▶ _Written request_: Find every line containing the word "statement" in the records below; report only how many there are.

--- Begin Material provided ---

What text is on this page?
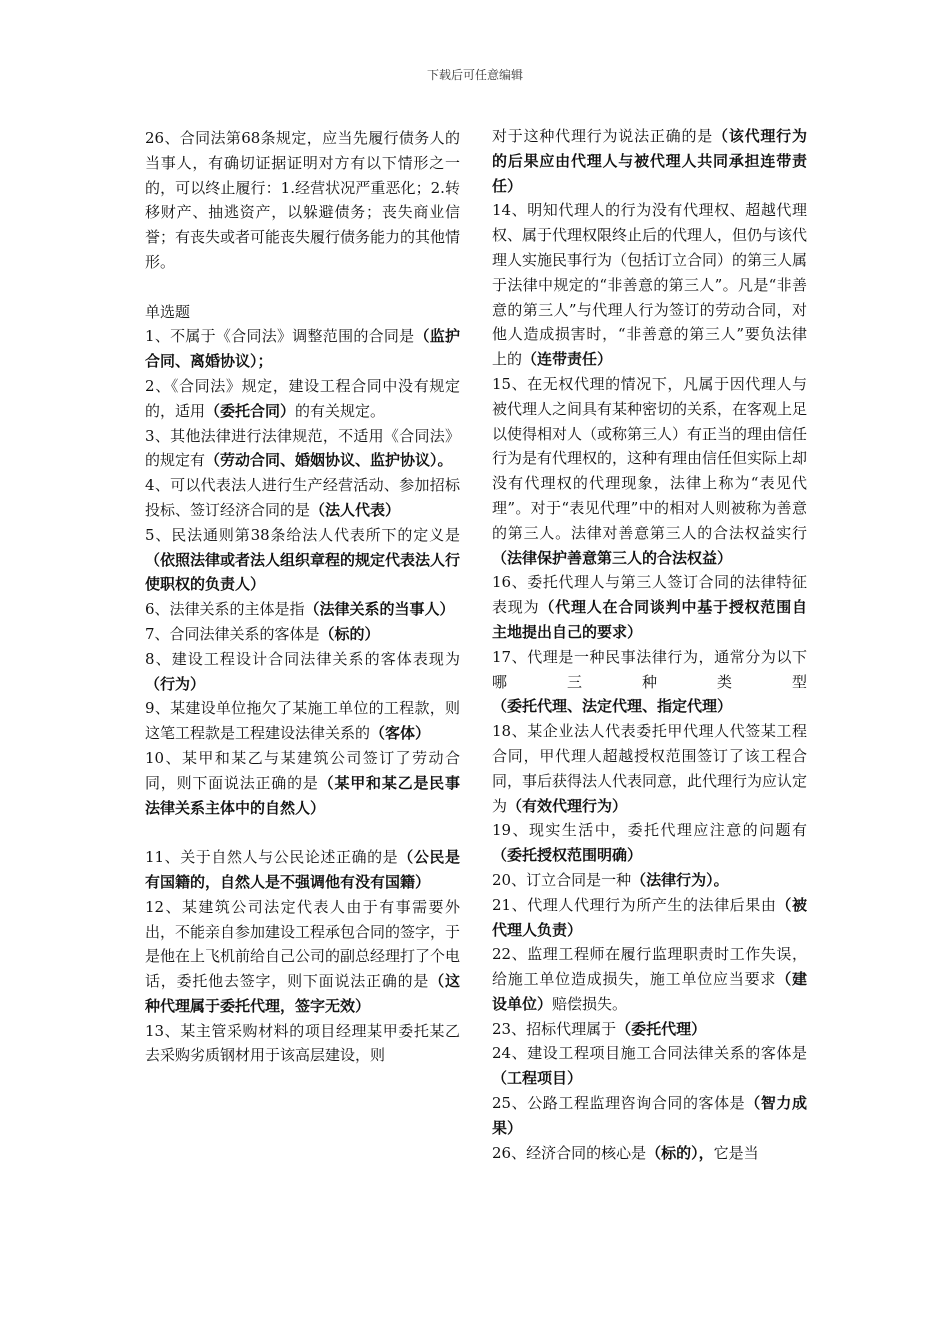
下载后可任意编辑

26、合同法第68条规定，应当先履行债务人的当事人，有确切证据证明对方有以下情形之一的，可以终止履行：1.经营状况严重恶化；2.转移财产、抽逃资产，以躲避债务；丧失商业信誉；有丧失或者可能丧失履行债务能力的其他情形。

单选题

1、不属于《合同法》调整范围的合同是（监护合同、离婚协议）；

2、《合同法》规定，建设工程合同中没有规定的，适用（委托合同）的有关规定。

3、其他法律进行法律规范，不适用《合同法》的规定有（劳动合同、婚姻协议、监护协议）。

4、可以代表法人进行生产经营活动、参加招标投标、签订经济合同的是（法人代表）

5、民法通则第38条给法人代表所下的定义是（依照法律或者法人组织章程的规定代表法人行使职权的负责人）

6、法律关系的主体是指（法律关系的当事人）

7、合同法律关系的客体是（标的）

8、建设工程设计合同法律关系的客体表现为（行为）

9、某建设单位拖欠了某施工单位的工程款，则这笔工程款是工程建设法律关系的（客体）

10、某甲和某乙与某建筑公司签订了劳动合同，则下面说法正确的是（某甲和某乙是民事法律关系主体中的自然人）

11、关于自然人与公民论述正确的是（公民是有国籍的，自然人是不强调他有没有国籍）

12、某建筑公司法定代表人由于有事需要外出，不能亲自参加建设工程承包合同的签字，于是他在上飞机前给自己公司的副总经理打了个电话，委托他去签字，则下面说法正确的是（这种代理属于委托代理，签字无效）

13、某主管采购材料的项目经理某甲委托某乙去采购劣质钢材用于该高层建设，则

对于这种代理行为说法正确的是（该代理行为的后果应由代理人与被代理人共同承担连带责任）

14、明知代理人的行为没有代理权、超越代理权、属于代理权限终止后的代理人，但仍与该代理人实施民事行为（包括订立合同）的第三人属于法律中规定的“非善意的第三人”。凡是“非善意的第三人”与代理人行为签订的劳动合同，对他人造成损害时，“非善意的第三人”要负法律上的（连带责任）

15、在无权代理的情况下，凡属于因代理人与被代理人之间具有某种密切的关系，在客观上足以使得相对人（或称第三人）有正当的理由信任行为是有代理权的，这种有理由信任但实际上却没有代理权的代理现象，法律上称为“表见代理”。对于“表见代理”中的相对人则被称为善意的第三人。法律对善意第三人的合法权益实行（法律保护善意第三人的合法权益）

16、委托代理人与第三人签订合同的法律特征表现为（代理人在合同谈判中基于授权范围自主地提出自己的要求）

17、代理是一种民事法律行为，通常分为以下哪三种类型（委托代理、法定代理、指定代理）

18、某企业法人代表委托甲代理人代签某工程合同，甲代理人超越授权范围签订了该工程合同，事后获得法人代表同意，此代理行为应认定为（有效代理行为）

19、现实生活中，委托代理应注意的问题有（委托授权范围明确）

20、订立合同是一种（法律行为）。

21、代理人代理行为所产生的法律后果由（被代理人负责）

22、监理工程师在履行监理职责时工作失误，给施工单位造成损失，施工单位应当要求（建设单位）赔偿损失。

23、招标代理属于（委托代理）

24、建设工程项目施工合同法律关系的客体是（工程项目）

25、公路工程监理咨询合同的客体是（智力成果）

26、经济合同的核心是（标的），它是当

--- End Material provided ---
--- Begin Material provided ---

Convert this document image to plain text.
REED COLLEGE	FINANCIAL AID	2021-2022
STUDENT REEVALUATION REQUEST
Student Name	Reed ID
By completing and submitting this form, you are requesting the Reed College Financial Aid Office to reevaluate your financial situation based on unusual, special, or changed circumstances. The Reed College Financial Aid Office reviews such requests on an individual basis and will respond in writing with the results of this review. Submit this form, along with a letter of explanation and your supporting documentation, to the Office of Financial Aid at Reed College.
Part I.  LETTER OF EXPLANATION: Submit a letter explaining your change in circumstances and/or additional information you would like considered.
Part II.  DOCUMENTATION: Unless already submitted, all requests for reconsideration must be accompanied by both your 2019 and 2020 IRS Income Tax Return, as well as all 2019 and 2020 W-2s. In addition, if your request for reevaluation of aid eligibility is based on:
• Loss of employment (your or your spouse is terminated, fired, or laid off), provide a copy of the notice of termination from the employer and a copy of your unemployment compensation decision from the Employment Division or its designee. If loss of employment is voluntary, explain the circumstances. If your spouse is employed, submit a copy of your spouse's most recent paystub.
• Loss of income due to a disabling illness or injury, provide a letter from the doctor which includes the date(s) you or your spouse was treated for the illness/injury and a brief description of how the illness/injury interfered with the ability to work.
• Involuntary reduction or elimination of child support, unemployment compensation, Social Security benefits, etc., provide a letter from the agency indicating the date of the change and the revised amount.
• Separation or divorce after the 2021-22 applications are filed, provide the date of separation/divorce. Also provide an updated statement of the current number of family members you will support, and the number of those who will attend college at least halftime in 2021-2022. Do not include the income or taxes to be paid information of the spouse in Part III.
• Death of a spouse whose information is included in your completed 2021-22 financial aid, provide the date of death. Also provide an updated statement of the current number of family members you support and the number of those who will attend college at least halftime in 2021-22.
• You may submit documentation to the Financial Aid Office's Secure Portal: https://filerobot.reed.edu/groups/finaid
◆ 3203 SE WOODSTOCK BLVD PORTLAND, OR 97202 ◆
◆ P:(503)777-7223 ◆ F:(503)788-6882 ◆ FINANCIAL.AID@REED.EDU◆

--- End Material provided ---

▶ _Problem solution_: 2